### Do this
Are you able to retype all the records below exactly?
━━━━
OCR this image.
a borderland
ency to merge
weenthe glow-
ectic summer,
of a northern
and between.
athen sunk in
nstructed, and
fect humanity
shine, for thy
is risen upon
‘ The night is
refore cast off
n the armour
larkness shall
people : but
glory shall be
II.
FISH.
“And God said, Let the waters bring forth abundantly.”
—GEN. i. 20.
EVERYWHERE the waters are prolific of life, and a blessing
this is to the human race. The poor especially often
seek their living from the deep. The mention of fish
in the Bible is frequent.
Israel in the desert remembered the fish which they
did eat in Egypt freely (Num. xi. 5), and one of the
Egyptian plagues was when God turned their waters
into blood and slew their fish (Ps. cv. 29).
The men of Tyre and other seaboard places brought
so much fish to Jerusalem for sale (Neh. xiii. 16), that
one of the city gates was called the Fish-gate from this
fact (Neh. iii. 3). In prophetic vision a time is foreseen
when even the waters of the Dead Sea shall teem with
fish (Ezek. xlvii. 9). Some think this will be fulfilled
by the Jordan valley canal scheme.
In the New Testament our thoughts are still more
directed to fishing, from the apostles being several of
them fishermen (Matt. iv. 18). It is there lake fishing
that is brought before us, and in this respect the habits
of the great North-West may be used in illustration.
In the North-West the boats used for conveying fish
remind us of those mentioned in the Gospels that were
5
━━━━
### Exercise answer
OCR this image.
a borderland
ency to merge
weenthe glow-
ectic summer,
of a northern
and between.
athen sunk in
nstructed, and
fect humanity
shine, for thy
is risen upon
‘ The night is
refore cast off
n the armour
larkness shall
people : but
glory shall be
II.
FISH.
“And God said, Let the waters bring forth abundantly.”
—GEN. i. 20.
EVERYWHERE the waters are prolific of life, and a blessing
this is to the human race. The poor especially often
seek their living from the deep. The mention of fish
in the Bible is frequent.
Israel in the desert remembered the fish which they
did eat in Egypt freely (Num. xi. 5), and one of the
Egyptian plagues was when God turned their waters
into blood and slew their fish (Ps. cv. 29).
The men of Tyre and other seaboard places brought
so much fish to Jerusalem for sale (Neh. xiii. 16), that
one of the city gates was called the Fish-gate from this
fact (Neh. iii. 3). In prophetic vision a time is foreseen
when even the waters of the Dead Sea shall teem with
fish (Ezek. xlvii. 9). Some think this will be fulfilled
by the Jordan valley canal scheme.
In the New Testament our thoughts are still more
directed to fishing, from the apostles being several of
them fishermen (Matt. iv. 18). It is there lake fishing
that is brought before us, and in this respect the habits
of the great North-West may be used in illustration.
In the North-West the boats used for conveying fish
remind us of those mentioned in the Gospels that were
5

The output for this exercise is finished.